▸ EXERCISE:
Say how many lines in the data below contain the word "ylabel", and give no other text.

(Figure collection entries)
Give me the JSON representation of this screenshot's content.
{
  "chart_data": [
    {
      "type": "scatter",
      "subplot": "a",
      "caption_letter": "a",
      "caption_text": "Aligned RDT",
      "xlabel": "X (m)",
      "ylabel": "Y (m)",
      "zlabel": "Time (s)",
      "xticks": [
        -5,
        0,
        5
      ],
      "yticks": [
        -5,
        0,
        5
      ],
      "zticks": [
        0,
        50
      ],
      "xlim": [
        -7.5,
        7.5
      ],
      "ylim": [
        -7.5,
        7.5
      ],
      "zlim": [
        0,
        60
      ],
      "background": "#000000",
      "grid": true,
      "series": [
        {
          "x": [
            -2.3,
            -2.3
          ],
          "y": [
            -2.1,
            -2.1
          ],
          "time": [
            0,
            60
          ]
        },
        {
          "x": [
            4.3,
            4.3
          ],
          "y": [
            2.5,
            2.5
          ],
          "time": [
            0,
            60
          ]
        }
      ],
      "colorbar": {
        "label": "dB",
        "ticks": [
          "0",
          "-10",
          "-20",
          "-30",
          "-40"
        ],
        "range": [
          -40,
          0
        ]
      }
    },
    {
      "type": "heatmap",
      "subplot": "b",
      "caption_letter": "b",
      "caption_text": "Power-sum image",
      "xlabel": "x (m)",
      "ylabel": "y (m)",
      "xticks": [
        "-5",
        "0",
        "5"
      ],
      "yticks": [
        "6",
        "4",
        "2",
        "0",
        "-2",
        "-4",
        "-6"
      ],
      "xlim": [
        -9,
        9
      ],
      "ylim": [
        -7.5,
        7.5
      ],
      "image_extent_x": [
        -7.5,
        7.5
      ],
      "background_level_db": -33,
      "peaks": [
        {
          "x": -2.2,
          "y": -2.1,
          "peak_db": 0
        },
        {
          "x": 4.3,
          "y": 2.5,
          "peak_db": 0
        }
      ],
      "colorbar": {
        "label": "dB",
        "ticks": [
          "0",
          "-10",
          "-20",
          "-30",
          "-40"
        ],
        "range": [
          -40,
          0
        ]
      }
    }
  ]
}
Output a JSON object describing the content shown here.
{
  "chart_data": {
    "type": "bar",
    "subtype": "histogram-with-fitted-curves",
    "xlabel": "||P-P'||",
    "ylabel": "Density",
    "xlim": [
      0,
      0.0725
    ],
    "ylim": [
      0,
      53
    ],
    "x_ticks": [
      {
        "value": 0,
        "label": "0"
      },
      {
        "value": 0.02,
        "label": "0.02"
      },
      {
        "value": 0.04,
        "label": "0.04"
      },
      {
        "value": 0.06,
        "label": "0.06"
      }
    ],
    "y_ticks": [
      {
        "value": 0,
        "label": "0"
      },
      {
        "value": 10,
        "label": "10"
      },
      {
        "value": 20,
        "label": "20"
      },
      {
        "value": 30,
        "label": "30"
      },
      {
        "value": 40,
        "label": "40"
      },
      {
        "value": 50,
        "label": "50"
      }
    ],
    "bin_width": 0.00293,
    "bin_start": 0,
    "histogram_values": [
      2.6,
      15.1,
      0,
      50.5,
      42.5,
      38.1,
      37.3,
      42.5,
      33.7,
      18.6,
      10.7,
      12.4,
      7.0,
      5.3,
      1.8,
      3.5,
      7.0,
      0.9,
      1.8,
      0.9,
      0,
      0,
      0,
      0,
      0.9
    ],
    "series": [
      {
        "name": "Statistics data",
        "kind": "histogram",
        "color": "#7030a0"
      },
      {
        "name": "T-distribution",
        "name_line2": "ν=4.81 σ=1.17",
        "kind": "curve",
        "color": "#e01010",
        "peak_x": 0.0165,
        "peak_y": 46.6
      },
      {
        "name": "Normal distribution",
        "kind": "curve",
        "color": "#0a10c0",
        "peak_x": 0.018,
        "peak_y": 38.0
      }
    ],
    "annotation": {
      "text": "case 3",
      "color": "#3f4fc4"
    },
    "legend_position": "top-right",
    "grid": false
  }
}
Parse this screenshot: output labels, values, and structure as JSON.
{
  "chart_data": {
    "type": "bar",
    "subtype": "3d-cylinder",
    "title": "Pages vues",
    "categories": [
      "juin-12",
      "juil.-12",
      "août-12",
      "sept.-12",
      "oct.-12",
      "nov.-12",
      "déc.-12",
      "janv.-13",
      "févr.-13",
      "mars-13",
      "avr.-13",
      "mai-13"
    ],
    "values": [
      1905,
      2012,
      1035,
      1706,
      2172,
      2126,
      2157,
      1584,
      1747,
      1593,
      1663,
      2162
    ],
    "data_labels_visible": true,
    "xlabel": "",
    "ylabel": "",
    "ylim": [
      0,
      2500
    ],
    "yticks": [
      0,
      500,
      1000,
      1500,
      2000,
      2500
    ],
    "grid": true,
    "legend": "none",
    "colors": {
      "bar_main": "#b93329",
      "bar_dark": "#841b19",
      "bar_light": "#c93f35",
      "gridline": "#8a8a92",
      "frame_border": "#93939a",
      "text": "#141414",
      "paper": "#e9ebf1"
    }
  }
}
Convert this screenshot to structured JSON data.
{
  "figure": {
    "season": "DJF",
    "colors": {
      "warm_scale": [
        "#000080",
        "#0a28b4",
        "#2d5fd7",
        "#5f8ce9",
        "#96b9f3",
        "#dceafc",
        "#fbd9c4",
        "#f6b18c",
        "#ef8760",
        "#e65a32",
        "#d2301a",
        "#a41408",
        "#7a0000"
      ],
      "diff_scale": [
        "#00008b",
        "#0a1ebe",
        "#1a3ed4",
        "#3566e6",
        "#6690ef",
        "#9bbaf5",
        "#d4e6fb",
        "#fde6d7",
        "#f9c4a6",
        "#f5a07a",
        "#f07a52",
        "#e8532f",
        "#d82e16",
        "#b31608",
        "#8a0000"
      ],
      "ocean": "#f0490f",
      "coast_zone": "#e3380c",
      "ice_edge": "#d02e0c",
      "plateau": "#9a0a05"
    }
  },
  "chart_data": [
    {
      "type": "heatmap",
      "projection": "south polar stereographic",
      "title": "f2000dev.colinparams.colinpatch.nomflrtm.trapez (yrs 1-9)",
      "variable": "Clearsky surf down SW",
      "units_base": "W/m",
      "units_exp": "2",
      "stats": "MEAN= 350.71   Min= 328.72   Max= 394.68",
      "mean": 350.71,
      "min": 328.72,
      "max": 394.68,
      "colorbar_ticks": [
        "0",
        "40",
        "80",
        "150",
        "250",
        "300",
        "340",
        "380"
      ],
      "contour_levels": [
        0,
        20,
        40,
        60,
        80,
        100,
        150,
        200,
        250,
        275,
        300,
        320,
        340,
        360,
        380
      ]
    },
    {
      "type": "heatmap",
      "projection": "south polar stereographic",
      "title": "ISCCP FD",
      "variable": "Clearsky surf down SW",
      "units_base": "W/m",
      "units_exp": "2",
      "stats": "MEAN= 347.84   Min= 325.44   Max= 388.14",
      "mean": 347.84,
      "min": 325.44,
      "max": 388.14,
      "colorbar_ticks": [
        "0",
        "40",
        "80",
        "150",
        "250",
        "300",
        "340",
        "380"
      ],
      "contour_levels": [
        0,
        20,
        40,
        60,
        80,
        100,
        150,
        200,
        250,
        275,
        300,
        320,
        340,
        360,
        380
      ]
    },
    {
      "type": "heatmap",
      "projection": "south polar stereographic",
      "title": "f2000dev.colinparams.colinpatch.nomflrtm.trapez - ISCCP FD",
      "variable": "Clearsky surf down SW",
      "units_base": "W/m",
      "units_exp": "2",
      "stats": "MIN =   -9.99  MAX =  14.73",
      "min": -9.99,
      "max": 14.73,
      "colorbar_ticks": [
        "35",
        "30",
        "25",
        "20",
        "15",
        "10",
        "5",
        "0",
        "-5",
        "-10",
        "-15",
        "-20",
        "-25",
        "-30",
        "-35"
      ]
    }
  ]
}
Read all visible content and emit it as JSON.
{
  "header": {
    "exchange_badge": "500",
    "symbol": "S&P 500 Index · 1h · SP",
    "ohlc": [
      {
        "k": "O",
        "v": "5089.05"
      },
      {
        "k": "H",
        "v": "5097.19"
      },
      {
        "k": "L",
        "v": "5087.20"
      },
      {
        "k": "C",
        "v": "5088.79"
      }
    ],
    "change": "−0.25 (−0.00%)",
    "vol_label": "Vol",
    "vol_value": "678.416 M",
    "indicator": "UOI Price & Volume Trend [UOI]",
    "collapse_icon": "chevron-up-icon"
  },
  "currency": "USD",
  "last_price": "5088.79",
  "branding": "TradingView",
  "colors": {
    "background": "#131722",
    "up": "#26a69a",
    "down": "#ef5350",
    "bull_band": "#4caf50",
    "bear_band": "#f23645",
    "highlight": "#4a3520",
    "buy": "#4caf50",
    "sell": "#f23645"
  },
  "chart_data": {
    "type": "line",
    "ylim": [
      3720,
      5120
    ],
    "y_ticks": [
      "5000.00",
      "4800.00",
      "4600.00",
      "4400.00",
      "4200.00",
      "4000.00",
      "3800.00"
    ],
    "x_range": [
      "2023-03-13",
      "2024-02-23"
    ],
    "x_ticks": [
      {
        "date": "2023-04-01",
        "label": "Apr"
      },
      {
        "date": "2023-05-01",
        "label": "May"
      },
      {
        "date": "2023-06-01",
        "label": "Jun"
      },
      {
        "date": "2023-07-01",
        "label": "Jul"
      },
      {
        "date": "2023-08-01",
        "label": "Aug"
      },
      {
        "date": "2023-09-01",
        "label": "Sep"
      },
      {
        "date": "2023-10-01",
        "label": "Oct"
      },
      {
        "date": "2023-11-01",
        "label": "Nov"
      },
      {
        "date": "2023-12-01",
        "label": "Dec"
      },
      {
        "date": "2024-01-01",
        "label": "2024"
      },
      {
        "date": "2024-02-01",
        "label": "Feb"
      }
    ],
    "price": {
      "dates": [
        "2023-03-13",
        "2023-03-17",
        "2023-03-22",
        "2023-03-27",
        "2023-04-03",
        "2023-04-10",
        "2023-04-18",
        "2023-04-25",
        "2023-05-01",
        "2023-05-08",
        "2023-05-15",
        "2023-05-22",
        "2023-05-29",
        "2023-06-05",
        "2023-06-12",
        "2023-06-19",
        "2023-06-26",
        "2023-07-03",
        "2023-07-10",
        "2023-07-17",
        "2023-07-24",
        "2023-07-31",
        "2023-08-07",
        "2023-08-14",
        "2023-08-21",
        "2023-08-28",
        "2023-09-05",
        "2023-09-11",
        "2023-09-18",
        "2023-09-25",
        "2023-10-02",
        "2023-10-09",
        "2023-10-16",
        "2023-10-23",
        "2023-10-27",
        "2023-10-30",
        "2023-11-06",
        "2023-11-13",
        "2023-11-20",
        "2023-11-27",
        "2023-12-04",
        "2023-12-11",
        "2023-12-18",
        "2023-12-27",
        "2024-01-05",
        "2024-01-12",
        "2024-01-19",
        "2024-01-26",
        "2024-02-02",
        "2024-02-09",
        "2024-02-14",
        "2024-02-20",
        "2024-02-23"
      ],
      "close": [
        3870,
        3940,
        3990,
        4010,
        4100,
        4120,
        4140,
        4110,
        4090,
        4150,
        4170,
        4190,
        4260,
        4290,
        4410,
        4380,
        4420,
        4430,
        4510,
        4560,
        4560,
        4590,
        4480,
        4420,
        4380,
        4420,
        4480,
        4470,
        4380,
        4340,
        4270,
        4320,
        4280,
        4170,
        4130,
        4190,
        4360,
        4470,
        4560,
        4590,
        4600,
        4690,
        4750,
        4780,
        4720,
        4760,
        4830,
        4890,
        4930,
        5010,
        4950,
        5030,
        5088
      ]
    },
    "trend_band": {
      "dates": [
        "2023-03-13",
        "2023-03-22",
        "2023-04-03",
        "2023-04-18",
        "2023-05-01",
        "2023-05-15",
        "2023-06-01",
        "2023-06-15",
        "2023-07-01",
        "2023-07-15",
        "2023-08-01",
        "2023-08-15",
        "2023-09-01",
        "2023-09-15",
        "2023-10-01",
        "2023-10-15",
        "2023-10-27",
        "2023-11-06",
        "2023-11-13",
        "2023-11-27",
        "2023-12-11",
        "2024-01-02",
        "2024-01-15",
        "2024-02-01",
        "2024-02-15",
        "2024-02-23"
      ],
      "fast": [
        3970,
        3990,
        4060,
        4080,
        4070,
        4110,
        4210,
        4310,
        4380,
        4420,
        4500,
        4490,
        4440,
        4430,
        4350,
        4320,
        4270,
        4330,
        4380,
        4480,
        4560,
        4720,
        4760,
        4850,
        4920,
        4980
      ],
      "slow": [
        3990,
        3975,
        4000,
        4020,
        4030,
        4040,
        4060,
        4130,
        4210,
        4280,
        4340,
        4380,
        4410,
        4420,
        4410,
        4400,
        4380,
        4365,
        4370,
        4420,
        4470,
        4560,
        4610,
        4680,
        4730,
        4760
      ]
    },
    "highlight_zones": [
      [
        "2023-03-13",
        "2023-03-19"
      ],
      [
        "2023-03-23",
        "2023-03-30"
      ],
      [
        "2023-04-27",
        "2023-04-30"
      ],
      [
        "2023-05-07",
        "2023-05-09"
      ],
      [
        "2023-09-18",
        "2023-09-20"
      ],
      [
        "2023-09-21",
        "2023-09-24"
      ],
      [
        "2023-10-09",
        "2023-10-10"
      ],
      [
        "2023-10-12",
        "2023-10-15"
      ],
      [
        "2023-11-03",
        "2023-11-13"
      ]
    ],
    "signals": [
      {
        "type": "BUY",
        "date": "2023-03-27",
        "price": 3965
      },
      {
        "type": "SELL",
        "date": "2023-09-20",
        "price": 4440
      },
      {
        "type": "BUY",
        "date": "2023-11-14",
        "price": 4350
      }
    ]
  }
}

▸ SOLUTION BELOW:
4